### [Given exercise]
Extract each record and reproduce it exactly.

### [Data supplied]
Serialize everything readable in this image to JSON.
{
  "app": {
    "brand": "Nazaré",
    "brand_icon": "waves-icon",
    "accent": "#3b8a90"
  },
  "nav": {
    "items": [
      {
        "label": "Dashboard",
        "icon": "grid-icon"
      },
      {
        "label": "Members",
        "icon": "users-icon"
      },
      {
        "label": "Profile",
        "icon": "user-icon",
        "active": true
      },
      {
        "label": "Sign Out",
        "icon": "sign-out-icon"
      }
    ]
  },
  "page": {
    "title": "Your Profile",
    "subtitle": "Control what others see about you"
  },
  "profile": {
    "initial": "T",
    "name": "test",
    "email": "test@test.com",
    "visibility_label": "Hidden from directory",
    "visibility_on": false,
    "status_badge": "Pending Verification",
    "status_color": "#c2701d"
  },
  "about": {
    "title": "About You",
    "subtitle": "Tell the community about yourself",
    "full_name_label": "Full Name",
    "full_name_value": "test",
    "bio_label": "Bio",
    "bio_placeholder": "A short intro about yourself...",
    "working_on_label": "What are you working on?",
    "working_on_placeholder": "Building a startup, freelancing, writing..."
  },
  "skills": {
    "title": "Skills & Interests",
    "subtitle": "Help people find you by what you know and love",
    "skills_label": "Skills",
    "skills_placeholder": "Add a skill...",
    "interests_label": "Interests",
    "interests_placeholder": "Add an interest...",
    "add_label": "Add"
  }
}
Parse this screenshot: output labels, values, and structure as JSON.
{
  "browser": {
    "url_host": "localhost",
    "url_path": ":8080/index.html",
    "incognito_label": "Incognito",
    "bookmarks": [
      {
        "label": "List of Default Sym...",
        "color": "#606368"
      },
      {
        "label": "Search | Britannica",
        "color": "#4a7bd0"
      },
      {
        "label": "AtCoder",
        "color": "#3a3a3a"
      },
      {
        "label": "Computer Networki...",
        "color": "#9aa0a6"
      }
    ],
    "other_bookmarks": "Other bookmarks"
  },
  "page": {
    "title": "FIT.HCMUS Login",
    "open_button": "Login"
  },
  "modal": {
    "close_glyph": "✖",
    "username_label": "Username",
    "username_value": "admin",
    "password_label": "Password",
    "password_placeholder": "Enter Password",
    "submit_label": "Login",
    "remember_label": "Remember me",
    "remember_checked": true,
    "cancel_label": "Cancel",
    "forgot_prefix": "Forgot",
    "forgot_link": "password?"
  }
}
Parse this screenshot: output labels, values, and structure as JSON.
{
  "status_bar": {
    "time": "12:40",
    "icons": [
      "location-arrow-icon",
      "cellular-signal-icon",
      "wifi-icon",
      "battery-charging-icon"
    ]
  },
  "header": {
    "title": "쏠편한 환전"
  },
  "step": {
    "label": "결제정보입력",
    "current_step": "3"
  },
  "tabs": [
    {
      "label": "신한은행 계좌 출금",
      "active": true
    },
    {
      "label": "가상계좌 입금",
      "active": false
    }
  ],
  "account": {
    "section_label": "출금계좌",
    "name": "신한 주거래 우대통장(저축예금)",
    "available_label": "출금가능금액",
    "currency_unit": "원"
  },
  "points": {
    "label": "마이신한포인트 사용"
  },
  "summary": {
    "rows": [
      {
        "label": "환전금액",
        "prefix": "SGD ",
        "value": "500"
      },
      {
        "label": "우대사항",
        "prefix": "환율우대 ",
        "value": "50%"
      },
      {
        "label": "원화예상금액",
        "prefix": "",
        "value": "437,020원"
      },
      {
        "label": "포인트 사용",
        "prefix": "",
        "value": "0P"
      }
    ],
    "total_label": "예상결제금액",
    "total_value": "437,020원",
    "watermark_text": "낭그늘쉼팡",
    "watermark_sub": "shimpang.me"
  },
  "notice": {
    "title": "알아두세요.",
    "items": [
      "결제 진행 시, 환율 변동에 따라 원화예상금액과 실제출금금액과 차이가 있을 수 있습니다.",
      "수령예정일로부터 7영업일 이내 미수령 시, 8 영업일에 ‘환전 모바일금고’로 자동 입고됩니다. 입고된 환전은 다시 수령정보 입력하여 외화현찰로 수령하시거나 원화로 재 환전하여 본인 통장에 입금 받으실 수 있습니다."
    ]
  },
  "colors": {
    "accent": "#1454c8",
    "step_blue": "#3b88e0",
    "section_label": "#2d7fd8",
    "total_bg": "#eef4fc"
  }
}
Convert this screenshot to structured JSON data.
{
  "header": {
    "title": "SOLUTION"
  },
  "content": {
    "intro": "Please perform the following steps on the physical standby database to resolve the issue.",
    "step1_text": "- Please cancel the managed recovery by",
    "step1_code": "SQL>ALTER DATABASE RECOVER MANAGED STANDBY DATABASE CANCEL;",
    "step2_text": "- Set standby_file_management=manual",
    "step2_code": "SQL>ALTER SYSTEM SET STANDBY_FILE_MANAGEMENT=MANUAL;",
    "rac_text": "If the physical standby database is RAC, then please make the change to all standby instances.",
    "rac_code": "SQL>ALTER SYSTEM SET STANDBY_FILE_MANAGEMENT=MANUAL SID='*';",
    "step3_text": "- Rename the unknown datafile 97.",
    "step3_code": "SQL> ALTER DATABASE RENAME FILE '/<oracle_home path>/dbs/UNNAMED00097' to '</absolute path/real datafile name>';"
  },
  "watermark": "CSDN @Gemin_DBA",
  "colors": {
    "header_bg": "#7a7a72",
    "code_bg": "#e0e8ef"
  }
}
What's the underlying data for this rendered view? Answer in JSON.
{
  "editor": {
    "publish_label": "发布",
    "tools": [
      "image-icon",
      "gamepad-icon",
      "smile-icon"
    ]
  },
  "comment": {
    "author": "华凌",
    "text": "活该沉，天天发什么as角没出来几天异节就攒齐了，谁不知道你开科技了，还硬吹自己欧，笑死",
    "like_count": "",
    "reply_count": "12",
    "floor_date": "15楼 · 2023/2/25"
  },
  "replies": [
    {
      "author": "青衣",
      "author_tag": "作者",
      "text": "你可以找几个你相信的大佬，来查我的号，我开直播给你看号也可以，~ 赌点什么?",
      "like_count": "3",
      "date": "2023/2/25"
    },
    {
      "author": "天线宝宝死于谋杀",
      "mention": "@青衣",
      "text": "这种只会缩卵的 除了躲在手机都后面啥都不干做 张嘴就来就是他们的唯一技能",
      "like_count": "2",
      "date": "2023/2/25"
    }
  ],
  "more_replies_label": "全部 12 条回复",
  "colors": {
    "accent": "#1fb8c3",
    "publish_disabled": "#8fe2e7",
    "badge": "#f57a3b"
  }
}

### [Full solution]
Serialize everything readable in this image to JSON.
{
  "app": {
    "brand": "Nazaré",
    "brand_icon": "waves-icon",
    "accent": "#3b8a90"
  },
  "nav": {
    "items": [
      {
        "label": "Dashboard",
        "icon": "grid-icon"
      },
      {
        "label": "Members",
        "icon": "users-icon"
      },
      {
        "label": "Profile",
        "icon": "user-icon",
        "active": true
      },
      {
        "label": "Sign Out",
        "icon": "sign-out-icon"
      }
    ]
  },
  "page": {
    "title": "Your Profile",
    "subtitle": "Control what others see about you"
  },
  "profile": {
    "initial": "T",
    "name": "test",
    "email": "test@test.com",
    "visibility_label": "Hidden from directory",
    "visibility_on": false,
    "status_badge": "Pending Verification",
    "status_color": "#c2701d"
  },
  "about": {
    "title": "About You",
    "subtitle": "Tell the community about yourself",
    "full_name_label": "Full Name",
    "full_name_value": "test",
    "bio_label": "Bio",
    "bio_placeholder": "A short intro about yourself...",
    "working_on_label": "What are you working on?",
    "working_on_placeholder": "Building a startup, freelancing, writing..."
  },
  "skills": {
    "title": "Skills & Interests",
    "subtitle": "Help people find you by what you know and love",
    "skills_label": "Skills",
    "skills_placeholder": "Add a skill...",
    "interests_label": "Interests",
    "interests_placeholder": "Add an interest...",
    "add_label": "Add"
  }
}
Parse this screenshot: output labels, values, and structure as JSON.
{
  "browser": {
    "url_host": "localhost",
    "url_path": ":8080/index.html",
    "incognito_label": "Incognito",
    "bookmarks": [
      {
        "label": "List of Default Sym...",
        "color": "#606368"
      },
      {
        "label": "Search | Britannica",
        "color": "#4a7bd0"
      },
      {
        "label": "AtCoder",
        "color": "#3a3a3a"
      },
      {
        "label": "Computer Networki...",
        "color": "#9aa0a6"
      }
    ],
    "other_bookmarks": "Other bookmarks"
  },
  "page": {
    "title": "FIT.HCMUS Login",
    "open_button": "Login"
  },
  "modal": {
    "close_glyph": "✖",
    "username_label": "Username",
    "username_value": "admin",
    "password_label": "Password",
    "password_placeholder": "Enter Password",
    "submit_label": "Login",
    "remember_label": "Remember me",
    "remember_checked": true,
    "cancel_label": "Cancel",
    "forgot_prefix": "Forgot",
    "forgot_link": "password?"
  }
}
Parse this screenshot: output labels, values, and structure as JSON.
{
  "status_bar": {
    "time": "12:40",
    "icons": [
      "location-arrow-icon",
      "cellular-signal-icon",
      "wifi-icon",
      "battery-charging-icon"
    ]
  },
  "header": {
    "title": "쏠편한 환전"
  },
  "step": {
    "label": "결제정보입력",
    "current_step": "3"
  },
  "tabs": [
    {
      "label": "신한은행 계좌 출금",
      "active": true
    },
    {
      "label": "가상계좌 입금",
      "active": false
    }
  ],
  "account": {
    "section_label": "출금계좌",
    "name": "신한 주거래 우대통장(저축예금)",
    "available_label": "출금가능금액",
    "currency_unit": "원"
  },
  "points": {
    "label": "마이신한포인트 사용"
  },
  "summary": {
    "rows": [
      {
        "label": "환전금액",
        "prefix": "SGD ",
        "value": "500"
      },
      {
        "label": "우대사항",
        "prefix": "환율우대 ",
        "value": "50%"
      },
      {
        "label": "원화예상금액",
        "prefix": "",
        "value": "437,020원"
      },
      {
        "label": "포인트 사용",
        "prefix": "",
        "value": "0P"
      }
    ],
    "total_label": "예상결제금액",
    "total_value": "437,020원",
    "watermark_text": "낭그늘쉼팡",
    "watermark_sub": "shimpang.me"
  },
  "notice": {
    "title": "알아두세요.",
    "items": [
      "결제 진행 시, 환율 변동에 따라 원화예상금액과 실제출금금액과 차이가 있을 수 있습니다.",
      "수령예정일로부터 7영업일 이내 미수령 시, 8 영업일에 ‘환전 모바일금고’로 자동 입고됩니다. 입고된 환전은 다시 수령정보 입력하여 외화현찰로 수령하시거나 원화로 재 환전하여 본인 통장에 입금 받으실 수 있습니다."
    ]
  },
  "colors": {
    "accent": "#1454c8",
    "step_blue": "#3b88e0",
    "section_label": "#2d7fd8",
    "total_bg": "#eef4fc"
  }
}
Convert this screenshot to structured JSON data.
{
  "header": {
    "title": "SOLUTION"
  },
  "content": {
    "intro": "Please perform the following steps on the physical standby database to resolve the issue.",
    "step1_text": "- Please cancel the managed recovery by",
    "step1_code": "SQL>ALTER DATABASE RECOVER MANAGED STANDBY DATABASE CANCEL;",
    "step2_text": "- Set standby_file_management=manual",
    "step2_code": "SQL>ALTER SYSTEM SET STANDBY_FILE_MANAGEMENT=MANUAL;",
    "rac_text": "If the physical standby database is RAC, then please make the change to all standby instances.",
    "rac_code": "SQL>ALTER SYSTEM SET STANDBY_FILE_MANAGEMENT=MANUAL SID='*';",
    "step3_text": "- Rename the unknown datafile 97.",
    "step3_code": "SQL> ALTER DATABASE RENAME FILE '/<oracle_home path>/dbs/UNNAMED00097' to '</absolute path/real datafile name>';"
  },
  "watermark": "CSDN @Gemin_DBA",
  "colors": {
    "header_bg": "#7a7a72",
    "code_bg": "#e0e8ef"
  }
}
What's the underlying data for this rendered view? Answer in JSON.
{
  "editor": {
    "publish_label": "发布",
    "tools": [
      "image-icon",
      "gamepad-icon",
      "smile-icon"
    ]
  },
  "comment": {
    "author": "华凌",
    "text": "活该沉，天天发什么as角没出来几天异节就攒齐了，谁不知道你开科技了，还硬吹自己欧，笑死",
    "like_count": "",
    "reply_count": "12",
    "floor_date": "15楼 · 2023/2/25"
  },
  "replies": [
    {
      "author": "青衣",
      "author_tag": "作者",
      "text": "你可以找几个你相信的大佬，来查我的号，我开直播给你看号也可以，~ 赌点什么?",
      "like_count": "3",
      "date": "2023/2/25"
    },
    {
      "author": "天线宝宝死于谋杀",
      "mention": "@青衣",
      "text": "这种只会缩卵的 除了躲在手机都后面啥都不干做 张嘴就来就是他们的唯一技能",
      "like_count": "2",
      "date": "2023/2/25"
    }
  ],
  "more_replies_label": "全部 12 条回复",
  "colors": {
    "accent": "#1fb8c3",
    "publish_disabled": "#8fe2e7",
    "badge": "#f57a3b"
  }
}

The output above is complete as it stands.